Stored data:
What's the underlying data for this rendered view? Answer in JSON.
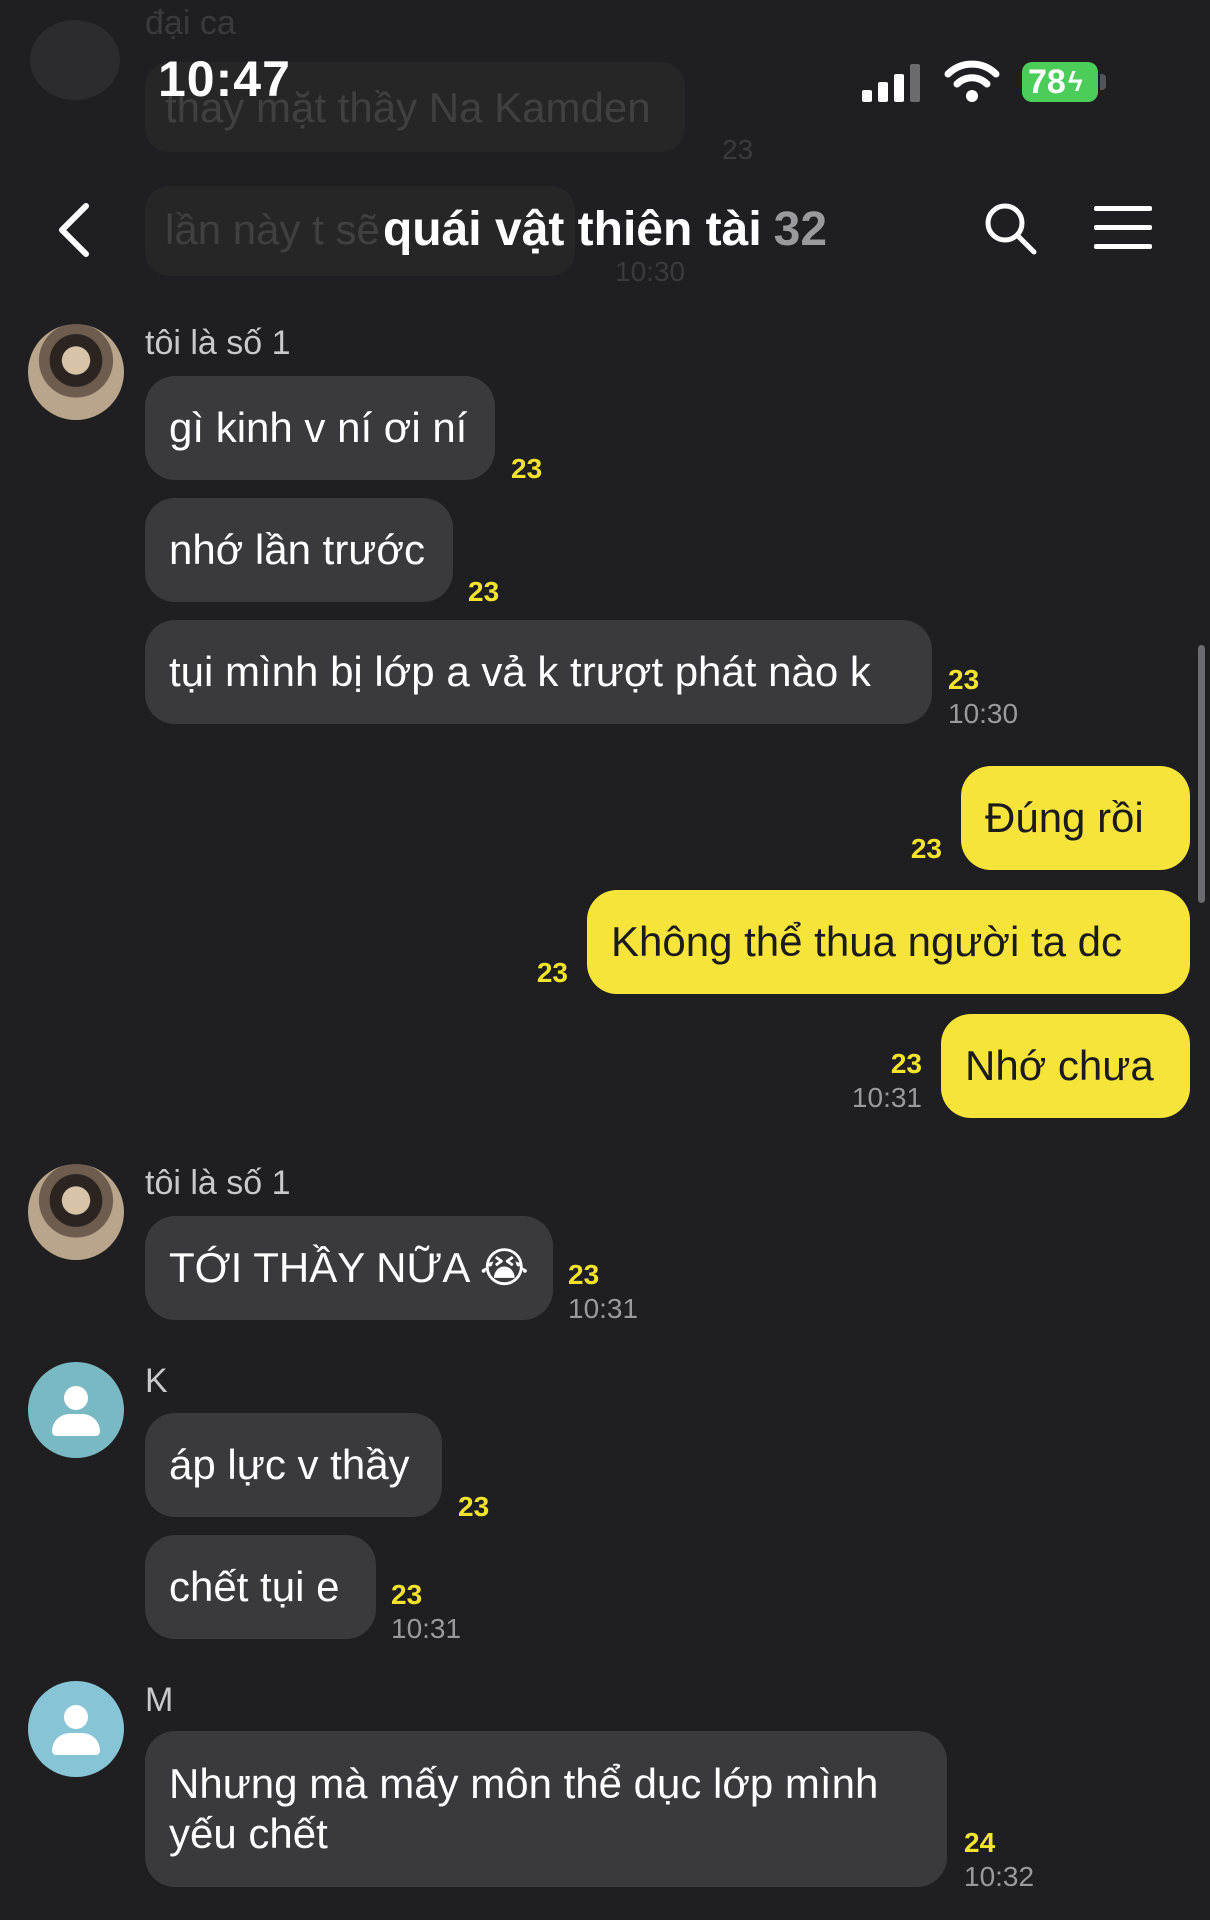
{
  "status_bar": {
    "time": "10:47",
    "battery": "78"
  },
  "header": {
    "title": "quái vật thiên tài",
    "member_count": "32"
  },
  "ghost": {
    "sender": "đại ca",
    "line1": "thay mặt thầy Na Kamden",
    "read1": "23",
    "line2": "lần này t sẽ",
    "time2": "10:30"
  },
  "messages": [
    {
      "sender": "tôi là số 1",
      "text": "gì kinh v ní ơi ní",
      "read": "23"
    },
    {
      "text": "nhớ lần trước",
      "read": "23"
    },
    {
      "text": "tụi mình bị lớp a vả k trượt phát nào k",
      "read": "23",
      "time": "10:30"
    },
    {
      "text": "Đúng rồi",
      "read": "23"
    },
    {
      "text": "Không thể thua người ta dc",
      "read": "23"
    },
    {
      "text": "Nhớ chưa",
      "read": "23",
      "time": "10:31"
    },
    {
      "sender": "tôi là số 1",
      "text": "TỚI THẦY NỮA 😭",
      "read": "23",
      "time": "10:31"
    },
    {
      "sender": "K",
      "text": "áp lực v thầy",
      "read": "23"
    },
    {
      "text": "chết tụi e",
      "read": "23",
      "time": "10:31"
    },
    {
      "sender": "M",
      "text": "Nhưng mà mấy môn thể dục lớp mình yếu chết",
      "read": "24",
      "time": "10:32"
    }
  ]
}
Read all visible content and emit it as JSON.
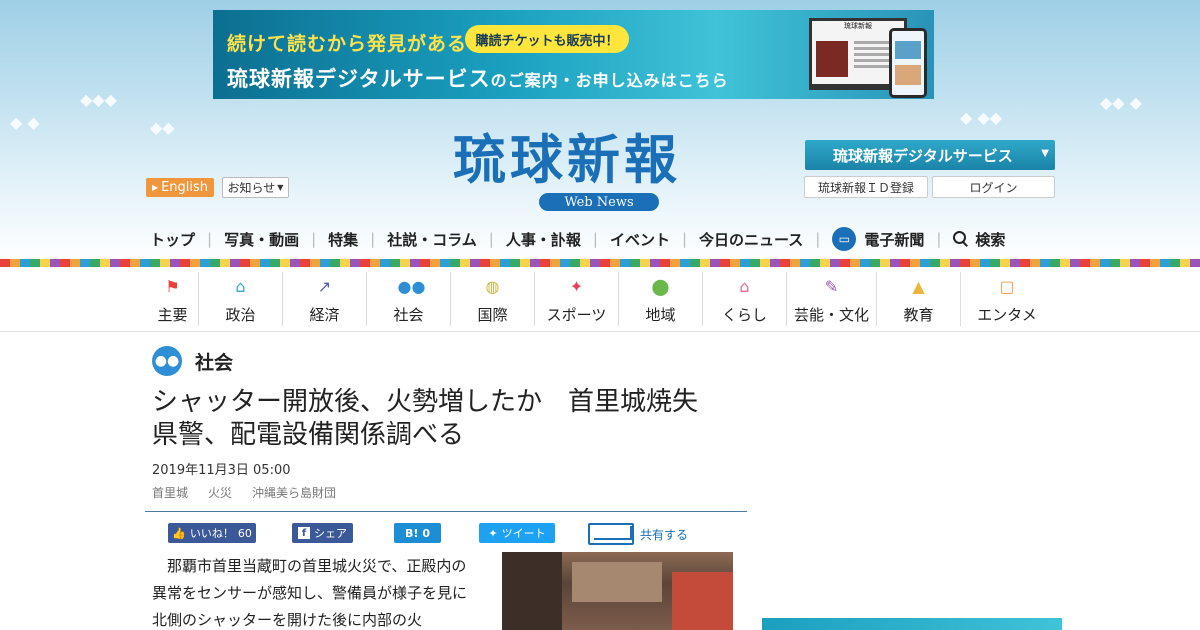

__Exercise task__
Copy each line in full and exactly, omitting any picture.

__Expected answer__
What's the underlying data for this rendered view? Answer in JSON.
{
  "status_bar": {
    "time": "10:47",
    "battery": "78"
  },
  "header": {
    "title": "quái vật thiên tài",
    "member_count": "32"
  },
  "ghost": {
    "sender": "đại ca",
    "line1": "thay mặt thầy Na Kamden",
    "read1": "23",
    "line2": "lần này t sẽ",
    "time2": "10:30"
  },
  "messages": [
    {
      "sender": "tôi là số 1",
      "text": "gì kinh v ní ơi ní",
      "read": "23"
    },
    {
      "text": "nhớ lần trước",
      "read": "23"
    },
    {
      "text": "tụi mình bị lớp a vả k trượt phát nào k",
      "read": "23",
      "time": "10:30"
    },
    {
      "text": "Đúng rồi",
      "read": "23"
    },
    {
      "text": "Không thể thua người ta dc",
      "read": "23"
    },
    {
      "text": "Nhớ chưa",
      "read": "23",
      "time": "10:31"
    },
    {
      "sender": "tôi là số 1",
      "text": "TỚI THẦY NỮA 😭",
      "read": "23",
      "time": "10:31"
    },
    {
      "sender": "K",
      "text": "áp lực v thầy",
      "read": "23"
    },
    {
      "text": "chết tụi e",
      "read": "23",
      "time": "10:31"
    },
    {
      "sender": "M",
      "text": "Nhưng mà mấy môn thể dục lớp mình yếu chết",
      "read": "24",
      "time": "10:32"
    }
  ]
}
Read all visible content and emit it as JSON.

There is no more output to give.